#### PROBLEM STATEMENT
List each line of the data that holds the string "this", please.

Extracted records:

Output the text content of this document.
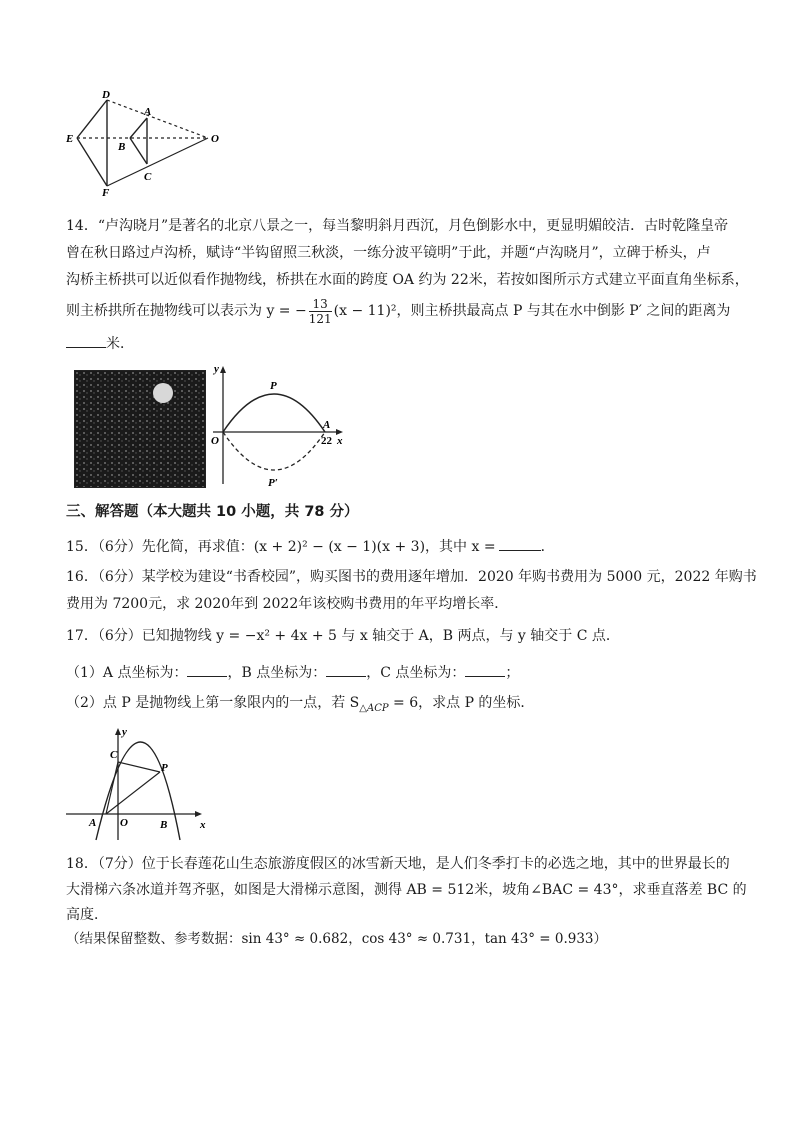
D
A
E
B
O
C
F
14．“卢沟晓月”是著名的北京八景之一，每当黎明斜月西沉，月色倒影水中，更显明媚皎洁．古时乾隆皇帝
曾在秋日路过卢沟桥，赋诗“半钩留照三秋淡，一练分波平镜明”于此，并题“卢沟晓月”，立碑于桥头，卢
沟桥主桥拱可以近似看作抛物线，桥拱在水面的跨度 OA 约为 22米，若按如图所示方式建立平面直角坐标系，
则主桥拱所在抛物线可以表示为 y = − $\frac{13}{121} (x - 11)^2$，则主桥拱最高点 P 与其在水中倒影 P′ 之间的距离为
米．
y
P
O
A
22 x
P′
三、解答题（本大题共 10 小题，共 78 分）
15．（6分）先化简，再求值：(x + 2)² − (x − 1)(x + 3)，其中 x =	．
16．（6分）某学校为建设“书香校园”，购买图书的费用逐年增加．2020 年购书费用为 5000 元，2022 年购书
费用为 7200元，求 2020年到 2022年该校购书费用的年平均增长率．
17．（6分）已知抛物线 y = −x² + 4x + 5 与 x 轴交于 A，B 两点，与 y 轴交于 C 点．
（1）A 点坐标为：	，B 点坐标为：	，C 点坐标为：	；
（2）点 P 是抛物线上第一象限内的一点，若 $S_{\triangle ACP} = 6$，求点 P 的坐标．
y
C
P
A O	B	x
18．（7分）位于长春莲花山生态旅游度假区的冰雪新天地，是人们冬季打卡的必选之地，其中的世界最长的
大滑梯六条冰道并驾齐驱，如图是大滑梯示意图，测得 AB = 512米，坡角∠BAC = 43°，求垂直落差 BC 的
高度．
（结果保留整数、参考数据：sin 43° ≈ 0.682，cos 43° ≈ 0.731，tan 43° = 0.933）
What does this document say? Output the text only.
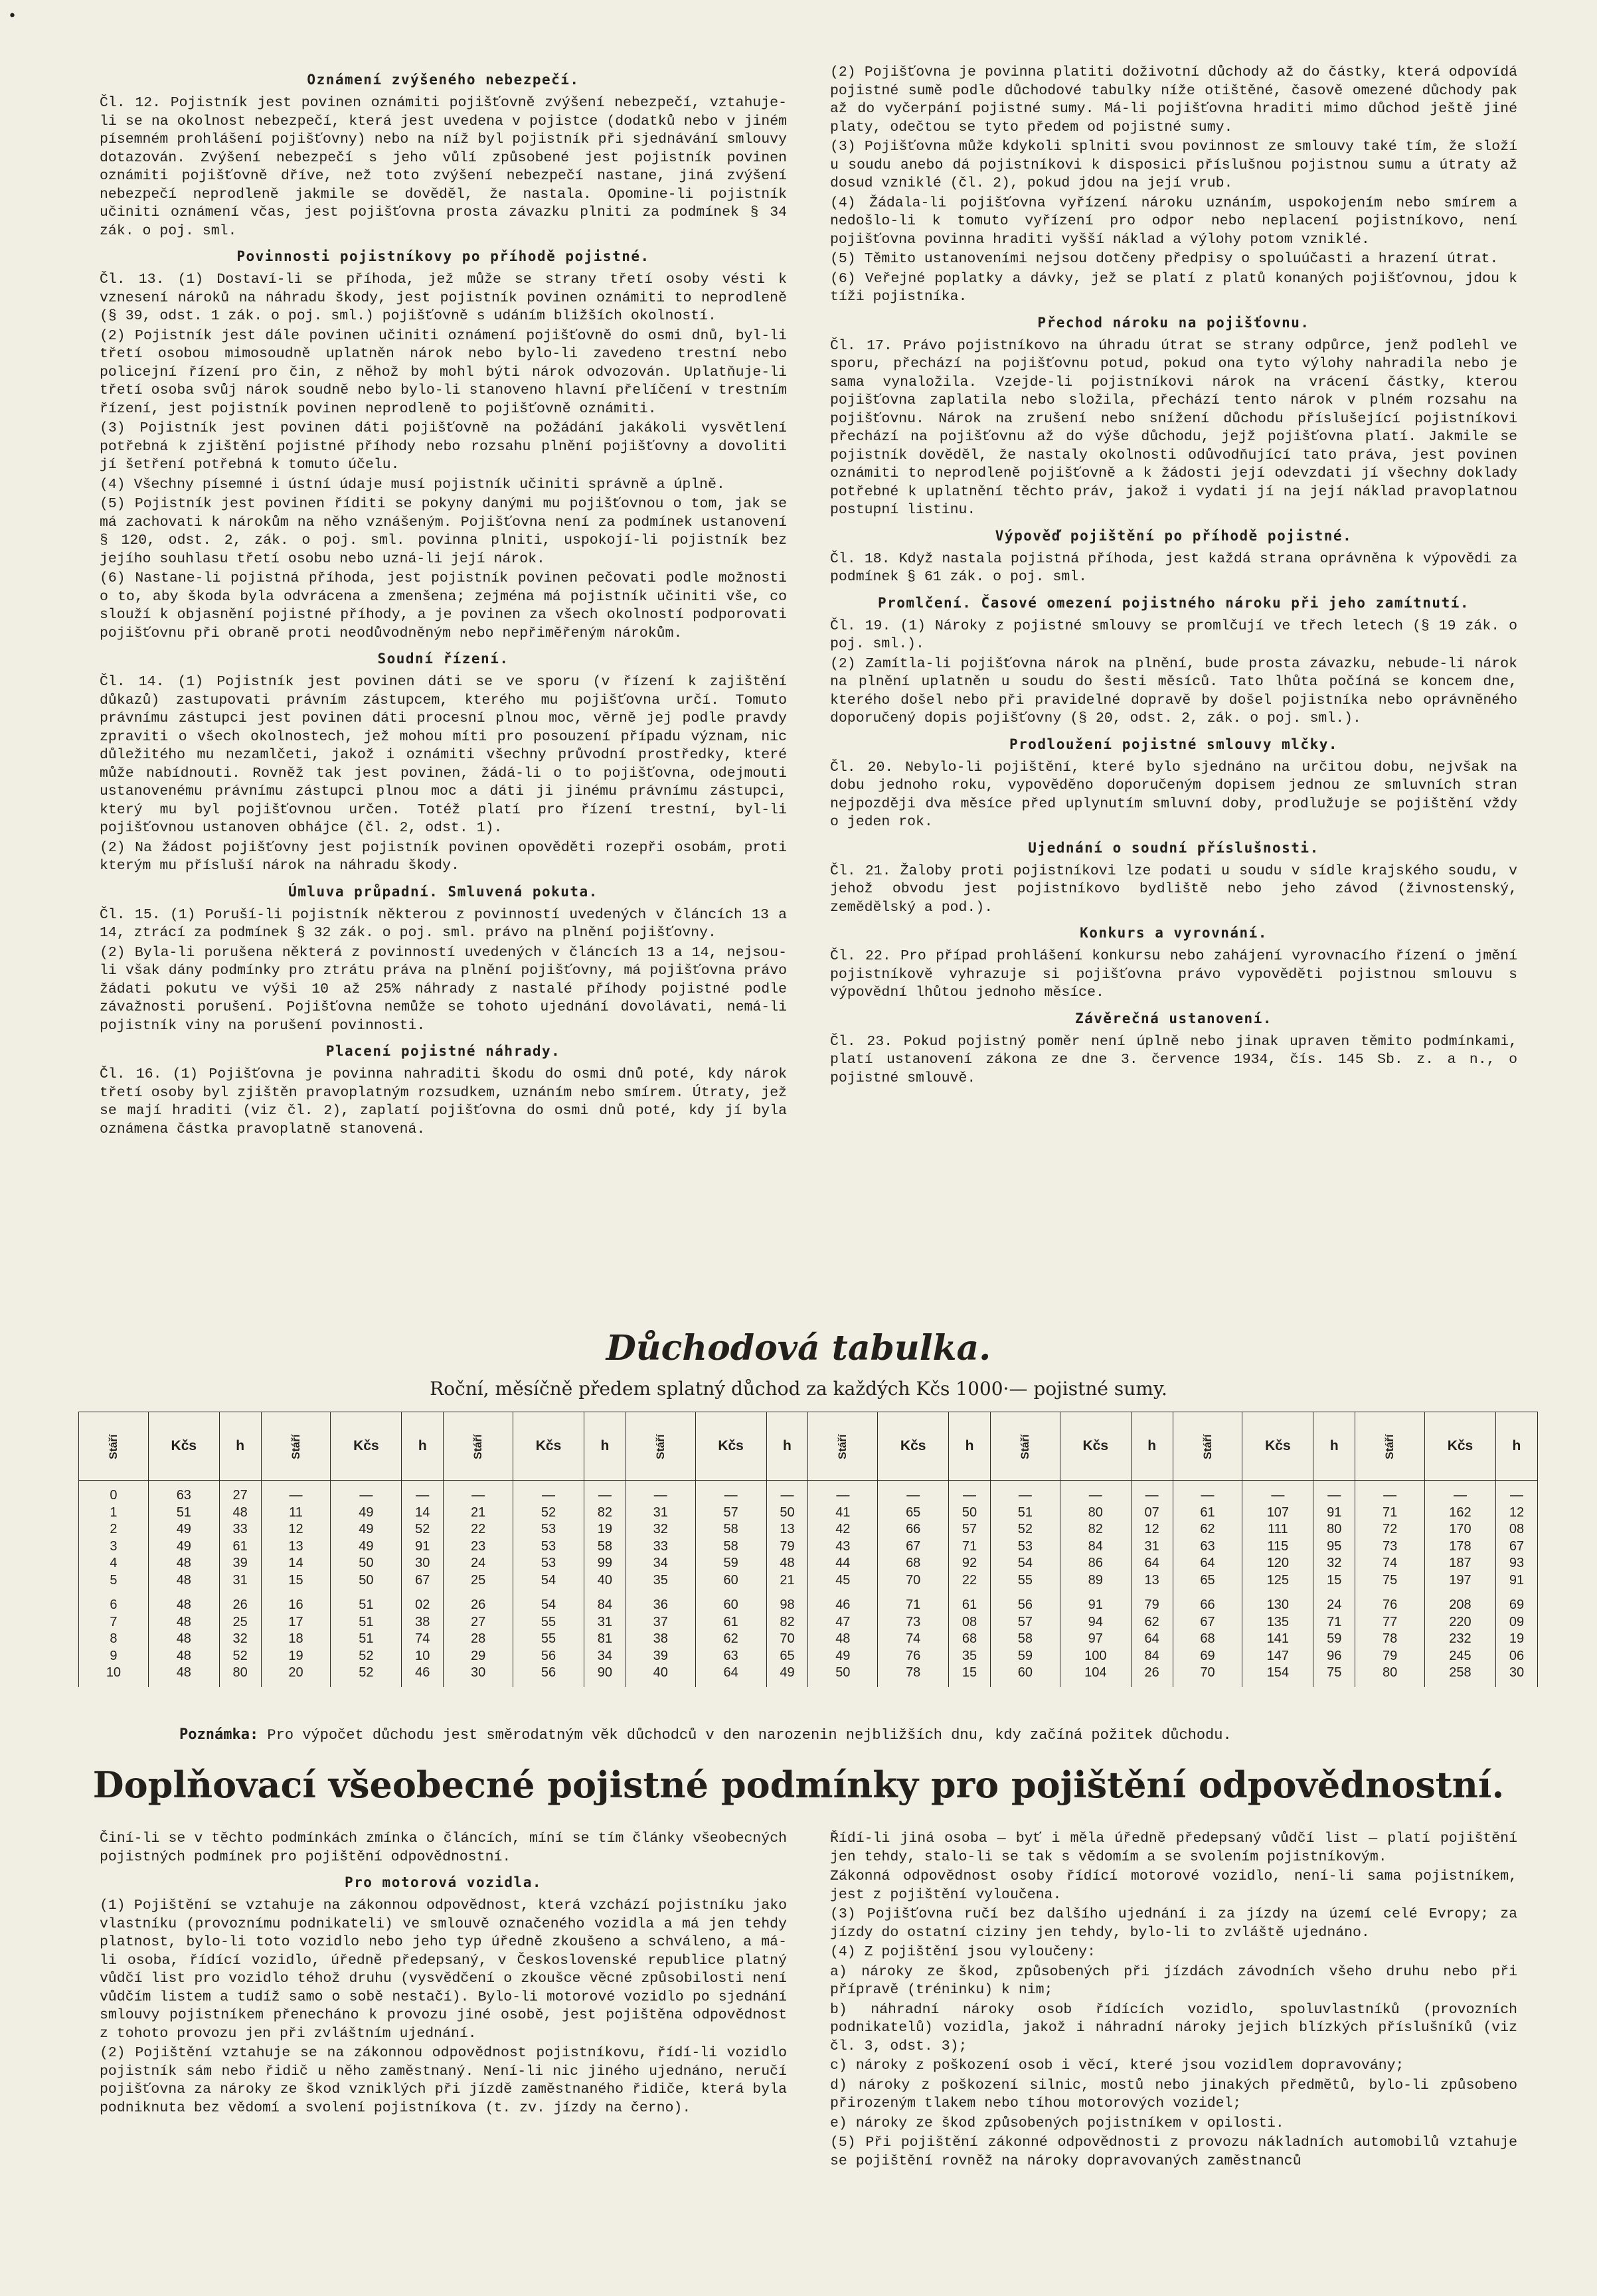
•
Oznámení zvýšeného nebezpečí.
Čl. 12. Pojistník jest povinen oznámiti pojišťovně zvýšení nebezpečí, vztahuje-li se na okolnost nebezpečí, která jest uvedena v pojistce (dodatků nebo v jiném písemném prohlášení pojišťovny) nebo na níž byl pojistník při sjednávání smlouvy dotazován. Zvýšení nebezpečí s jeho vůlí způsobené jest pojistník povinen oznámiti pojišťovně dříve, než toto zvýšení nebezpečí nastane, jiná zvýšení nebezpečí neprodleně jakmile se dověděl, že nastala. Opomine-li pojistník učiniti oznámení včas, jest pojišťovna prosta závazku plniti za podmínek § 34 zák. o poj. sml.
Povinnosti pojistníkovy po příhodě pojistné.
Čl. 13. (1) Dostaví-li se příhoda, jež může se strany třetí osoby vésti k vznesení nároků na náhradu škody, jest pojistník povinen oznámiti to neprodleně (§ 39, odst. 1 zák. o poj. sml.) pojišťovně s udáním bližších okolností.
(2) Pojistník jest dále povinen učiniti oznámení pojišťovně do osmi dnů, byl-li třetí osobou mimosoudně uplatněn nárok nebo bylo-li zavedeno trestní nebo policejní řízení pro čin, z něhož by mohl býti nárok odvozován. Uplatňuje-li třetí osoba svůj nárok soudně nebo bylo-li stanoveno hlavní přelíčení v trestním řízení, jest pojistník povinen neprodleně to pojišťovně oznámiti.
(3) Pojistník jest povinen dáti pojišťovně na požádání jakákoli vysvětlení potřebná k zjištění pojistné příhody nebo rozsahu plnění pojišťovny a dovoliti jí šetření potřebná k tomuto účelu.
(4) Všechny písemné i ústní údaje musí pojistník učiniti správně a úplně.
(5) Pojistník jest povinen říditi se pokyny danými mu pojišťovnou o tom, jak se má zachovati k nárokům na něho vznášeným. Pojišťovna není za podmínek ustanovení § 120, odst. 2, zák. o poj. sml. povinna plniti, uspokojí-li pojistník bez jejího souhlasu třetí osobu nebo uzná-li její nárok.
(6) Nastane-li pojistná příhoda, jest pojistník povinen pečovati podle možnosti o to, aby škoda byla odvrácena a zmenšena; zejména má pojistník učiniti vše, co slouží k objasnění pojistné příhody, a je povinen za všech okolností podporovati pojišťovnu při obraně proti neodůvodněným nebo nepřiměřeným nárokům.
Soudní řízení.
Čl. 14. (1) Pojistník jest povinen dáti se ve sporu (v řízení k zajištění důkazů) zastupovati právním zástupcem, kterého mu pojišťovna určí. Tomuto právnímu zástupci jest povinen dáti procesní plnou moc, věrně jej podle pravdy zpraviti o všech okolnostech, jež mohou míti pro posouzení případu význam, nic důležitého mu nezamlčeti, jakož i oznámiti všechny průvodní prostředky, které může nabídnouti. Rovněž tak jest povinen, žádá-li o to pojišťovna, odejmouti ustanovenému právnímu zástupci plnou moc a dáti ji jinému právnímu zástupci, který mu byl pojišťovnou určen. Totéž platí pro řízení trestní, byl-li pojišťovnou ustanoven obhájce (čl. 2, odst. 1).
(2) Na žádost pojišťovny jest pojistník povinen opověděti rozepři osobám, proti kterým mu přísluší nárok na náhradu škody.
Úmluva průpadní. Smluvená pokuta.
Čl. 15. (1) Poruší-li pojistník některou z povinností uvedených v článcích 13 a 14, ztrácí za podmínek § 32 zák. o poj. sml. právo na plnění pojišťovny.
(2) Byla-li porušena některá z povinností uvedených v článcích 13 a 14, nejsou-li však dány podmínky pro ztrátu práva na plnění pojišťovny, má pojišťovna právo žádati pokutu ve výši 10 až 25% náhrady z nastalé příhody pojistné podle závažnosti porušení. Pojišťovna nemůže se tohoto ujednání dovolávati, nemá-li pojistník viny na porušení povinnosti.
Placení pojistné náhrady.
Čl. 16. (1) Pojišťovna je povinna nahraditi škodu do osmi dnů poté, kdy nárok třetí osoby byl zjištěn pravoplatným rozsudkem, uznáním nebo smírem. Útraty, jež se mají hraditi (viz čl. 2), zaplatí pojišťovna do osmi dnů poté, kdy jí byla oznámena částka pravoplatně stanovená.
(2) Pojišťovna je povinna platiti doživotní důchody až do částky, která odpovídá pojistné sumě podle důchodové tabulky níže otištěné, časově omezené důchody pak až do vyčerpání pojistné sumy. Má-li pojišťovna hraditi mimo důchod ještě jiné platy, odečtou se tyto předem od pojistné sumy.
(3) Pojišťovna může kdykoli splniti svou povinnost ze smlouvy také tím, že složí u soudu anebo dá pojistníkovi k disposici příslušnou pojistnou sumu a útraty až dosud vzniklé (čl. 2), pokud jdou na její vrub.
(4) Žádala-li pojišťovna vyřízení nároku uznáním, uspokojením nebo smírem a nedošlo-li k tomuto vyřízení pro odpor nebo neplacení pojistníkovo, není pojišťovna povinna hraditi vyšší náklad a výlohy potom vzniklé.
(5) Těmito ustanoveními nejsou dotčeny předpisy o spoluúčasti a hrazení útrat.
(6) Veřejné poplatky a dávky, jež se platí z platů konaných pojišťovnou, jdou k tíži pojistníka.
Přechod nároku na pojišťovnu.
Čl. 17. Právo pojistníkovo na úhradu útrat se strany odpůrce, jenž podlehl ve sporu, přechází na pojišťovnu potud, pokud ona tyto výlohy nahradila nebo je sama vynaložila. Vzejde-li pojistníkovi nárok na vrácení částky, kterou pojišťovna zaplatila nebo složila, přechází tento nárok v plném rozsahu na pojišťovnu. Nárok na zrušení nebo snížení důchodu příslušející pojistníkovi přechází na pojišťovnu až do výše důchodu, jejž pojišťovna platí. Jakmile se pojistník dověděl, že nastaly okolnosti odůvodňující tato práva, jest povinen oznámiti to neprodleně pojišťovně a k žádosti její odevzdati jí všechny doklady potřebné k uplatnění těchto práv, jakož i vydati jí na její náklad pravoplatnou postupní listinu.
Výpověď pojištění po příhodě pojistné.
Čl. 18. Když nastala pojistná příhoda, jest každá strana oprávněna k výpovědi za podmínek § 61 zák. o poj. sml.
Promlčení. Časové omezení pojistného nároku při jeho zamítnutí.
Čl. 19. (1) Nároky z pojistné smlouvy se promlčují ve třech letech (§ 19 zák. o poj. sml.).
(2) Zamítla-li pojišťovna nárok na plnění, bude prosta závazku, nebude-li nárok na plnění uplatněn u soudu do šesti měsíců. Tato lhůta počíná se koncem dne, kterého došel nebo při pravidelné dopravě by došel pojistníka nebo oprávněného doporučený dopis pojišťovny (§ 20, odst. 2, zák. o poj. sml.).
Prodloužení pojistné smlouvy mlčky.
Čl. 20. Nebylo-li pojištění, které bylo sjednáno na určitou dobu, nejvšak na dobu jednoho roku, vypověděno doporučeným dopisem jednou ze smluvních stran nejpozději dva měsíce před uplynutím smluvní doby, prodlužuje se pojištění vždy o jeden rok.
Ujednání o soudní příslušnosti.
Čl. 21. Žaloby proti pojistníkovi lze podati u soudu v sídle krajského soudu, v jehož obvodu jest pojistníkovo bydliště nebo jeho závod (živnostenský, zemědělský a pod.).
Konkurs a vyrovnání.
Čl. 22. Pro případ prohlášení konkursu nebo zahájení vyrovnacího řízení o jmění pojistníkově vyhrazuje si pojišťovna právo vypověděti pojistnou smlouvu s výpovědní lhůtou jednoho měsíce.
Závěrečná ustanovení.
Čl. 23. Pokud pojistný poměr není úplně nebo jinak upraven těmito podmínkami, platí ustanovení zákona ze dne 3. července 1934, čís. 145 Sb. z. a n., o pojistné smlouvě.
Důchodová tabulka.
Roční, měsíčně předem splatný důchod za každých Kčs 1000·— pojistné sumy.
Stáří	Kčs	h	Stáří	Kčs	h	Stáří	Kčs	h	Stáří	Kčs	h	Stáří	Kčs	h	Stáří	Kčs	h	Stáří	Kčs	h	Stáří	Kčs	h
0	63	27	—	—	—	—	—	—	—	—	—	—	—	—	—	—	—	—	—	—	—	—	—
1	51	48	11	49	14	21	52	82	31	57	50	41	65	50	51	80	07	61	107	91	71	162	12
2	49	33	12	49	52	22	53	19	32	58	13	42	66	57	52	82	12	62	111	80	72	170	08
3	49	61	13	49	91	23	53	58	33	58	79	43	67	71	53	84	31	63	115	95	73	178	67
4	48	39	14	50	30	24	53	99	34	59	48	44	68	92	54	86	64	64	120	32	74	187	93
5	48	31	15	50	67	25	54	40	35	60	21	45	70	22	55	89	13	65	125	15	75	197	91
6	48	26	16	51	02	26	54	84	36	60	98	46	71	61	56	91	79	66	130	24	76	208	69
7	48	25	17	51	38	27	55	31	37	61	82	47	73	08	57	94	62	67	135	71	77	220	09
8	48	32	18	51	74	28	55	81	38	62	70	48	74	68	58	97	64	68	141	59	78	232	19
9	48	52	19	52	10	29	56	34	39	63	65	49	76	35	59	100	84	69	147	96	79	245	06
10	48	80	20	52	46	30	56	90	40	64	49	50	78	15	60	104	26	70	154	75	80	258	30
Poznámka: Pro výpočet důchodu jest směrodatným věk důchodců v den narozenin nejbližších dnu, kdy začíná požitek důchodu.
Doplňovací všeobecné pojistné podmínky pro pojištění odpovědnostní.
Činí-li se v těchto podmínkách zmínka o článcích, míní se tím články všeobecných pojistných podmínek pro pojištění odpovědnostní.
Pro motorová vozidla.
(1) Pojištění se vztahuje na zákonnou odpovědnost, která vzchází pojistníku jako vlastníku (provoznímu podnikateli) ve smlouvě označeného vozidla a má jen tehdy platnost, bylo-li toto vozidlo nebo jeho typ úředně zkoušeno a schváleno, a má-li osoba, řídící vozidlo, úředně předepsaný, v Československé republice platný vůdčí list pro vozidlo téhož druhu (vysvědčení o zkoušce věcné způsobilosti není vůdčím listem a tudíž samo o sobě nestačí). Bylo-li motorové vozidlo po sjednání smlouvy pojistníkem přenecháno k provozu jiné osobě, jest pojištěna odpovědnost z tohoto provozu jen při zvláštním ujednání.
(2) Pojištění vztahuje se na zákonnou odpovědnost pojistníkovu, řídí-li vozidlo pojistník sám nebo řidič u něho zaměstnaný. Není-li nic jiného ujednáno, neručí pojišťovna za nároky ze škod vzniklých při jízdě zaměstnaného řidiče, která byla podniknuta bez vědomí a svolení pojistníkova (t. zv. jízdy na černo).
Řídí-li jiná osoba — byť i měla úředně předepsaný vůdčí list — platí pojištění jen tehdy, stalo-li se tak s vědomím a se svolením pojistníkovým.
Zákonná odpovědnost osoby řídící motorové vozidlo, není-li sama pojistníkem, jest z pojištění vyloučena.
(3) Pojišťovna ručí bez dalšího ujednání i za jízdy na území celé Evropy; za jízdy do ostatní ciziny jen tehdy, bylo-li to zvláště ujednáno.
(4) Z pojištění jsou vyloučeny:
a) nároky ze škod, způsobených při jízdách závodních všeho druhu nebo při přípravě (tréninku) k nim;
b) náhradní nároky osob řídících vozidlo, spoluvlastníků (provozních podnikatelů) vozidla, jakož i náhradní nároky jejich blízkých příslušníků (viz čl. 3, odst. 3);
c) nároky z poškození osob i věcí, které jsou vozidlem dopravovány;
d) nároky z poškození silnic, mostů nebo jinakých předmětů, bylo-li způsobeno přirozeným tlakem nebo tíhou motorových vozidel;
e) nároky ze škod způsobených pojistníkem v opilosti.
(5) Při pojištění zákonné odpovědnosti z provozu nákladních automobilů vztahuje se pojištění rovněž na nároky dopravovaných zaměstnanců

#### EXPECTED ANSWER
Output the text content of this document.
What does this document say? Output the text only.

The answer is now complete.